SOURCE RECORDS start
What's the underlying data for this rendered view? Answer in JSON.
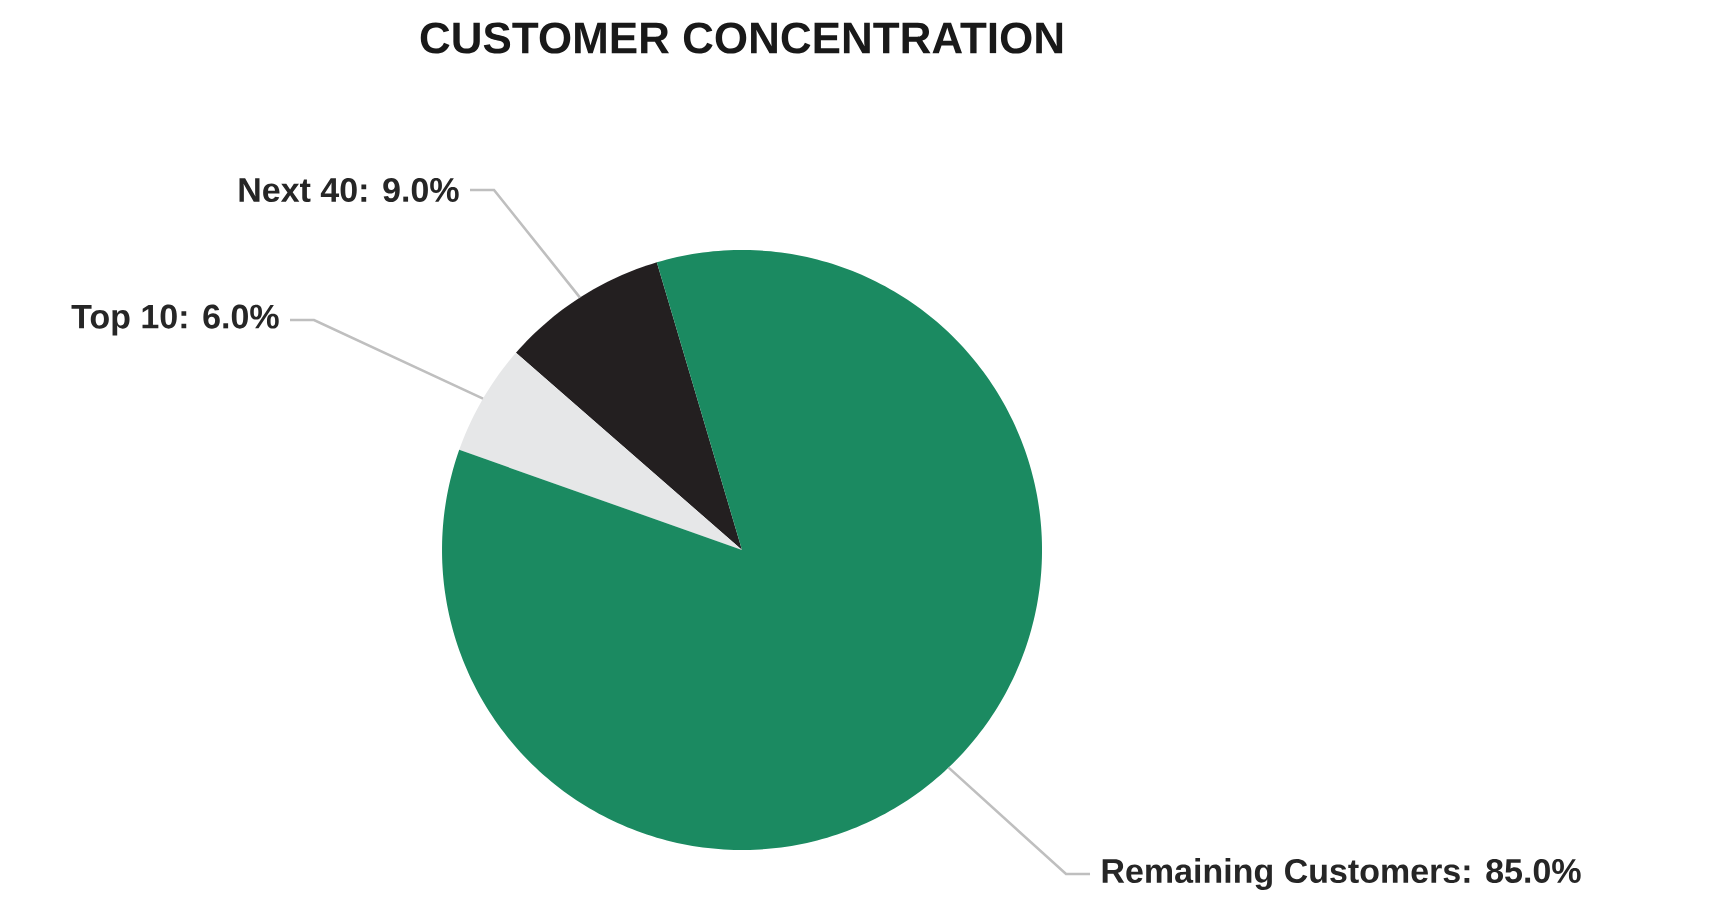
{
  "chart_data": {
    "type": "pie",
    "title": "CUSTOMER CONCENTRATION",
    "categories": [
      "Next 40: 9.0%",
      "Top 10: 6.0%",
      "Remaining Customers: 85.0%"
    ],
    "values": [
      9.0,
      6.0,
      85.0
    ],
    "colors": [
      "#231f20",
      "#e6e7e8",
      "#1b8a61"
    ]
  }
}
SOURCE RECORDS end
## WRITTEN REQUEST
Omit the pictures and give the material again, exactly and in full.

## EXERCISE RESPONSE
What's the underlying data for this rendered view? Answer in JSON.
{
  "chart_data": {
    "type": "pie",
    "title": "CUSTOMER CONCENTRATION",
    "categories": [
      "Next 40: 9.0%",
      "Top 10: 6.0%",
      "Remaining Customers: 85.0%"
    ],
    "values": [
      9.0,
      6.0,
      85.0
    ],
    "colors": [
      "#231f20",
      "#e6e7e8",
      "#1b8a61"
    ]
  }
}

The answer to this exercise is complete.